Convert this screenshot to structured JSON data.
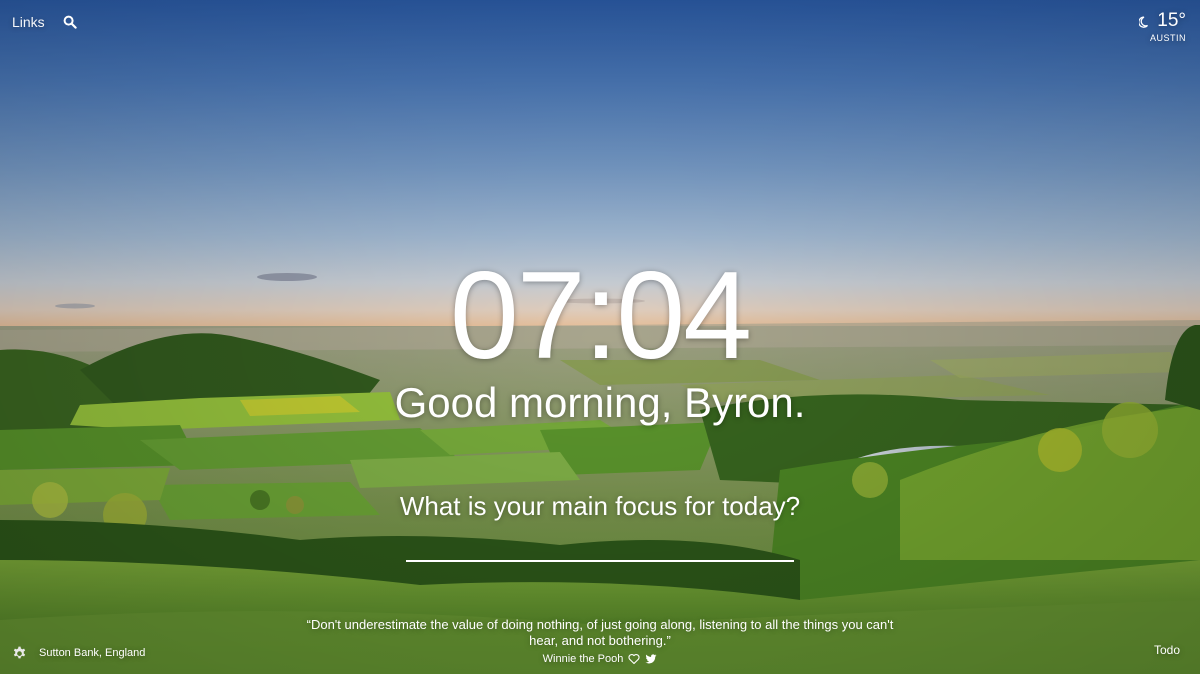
{
  "nav": {
    "links_label": "Links",
    "search_icon": "search-icon"
  },
  "weather": {
    "icon": "moon-icon",
    "temperature": "15°",
    "city": "AUSTIN"
  },
  "clock": {
    "time": "07:04"
  },
  "greeting": {
    "text": "Good morning, Byron."
  },
  "focus": {
    "question": "What is your main focus for today?",
    "input_value": ""
  },
  "quote": {
    "text": "“Don't underestimate the value of doing nothing, of just going along, listening to all the things you can't hear, and not bothering.”",
    "author": "Winnie the Pooh"
  },
  "footer": {
    "settings_icon": "gear-icon",
    "location": "Sutton Bank, England",
    "todo_label": "Todo"
  },
  "colors": {
    "sky_top": "#2e62b3",
    "horizon": "#f2c9a2",
    "grass": "#6fa13a",
    "text": "#ffffff"
  }
}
—————
* [Task brief]: Scan the material above. Return every line containing the string "icon".

* [Correct answer]:
    "search_icon": "search-icon"
    "icon": "moon-icon",
    "settings_icon": "gear-icon",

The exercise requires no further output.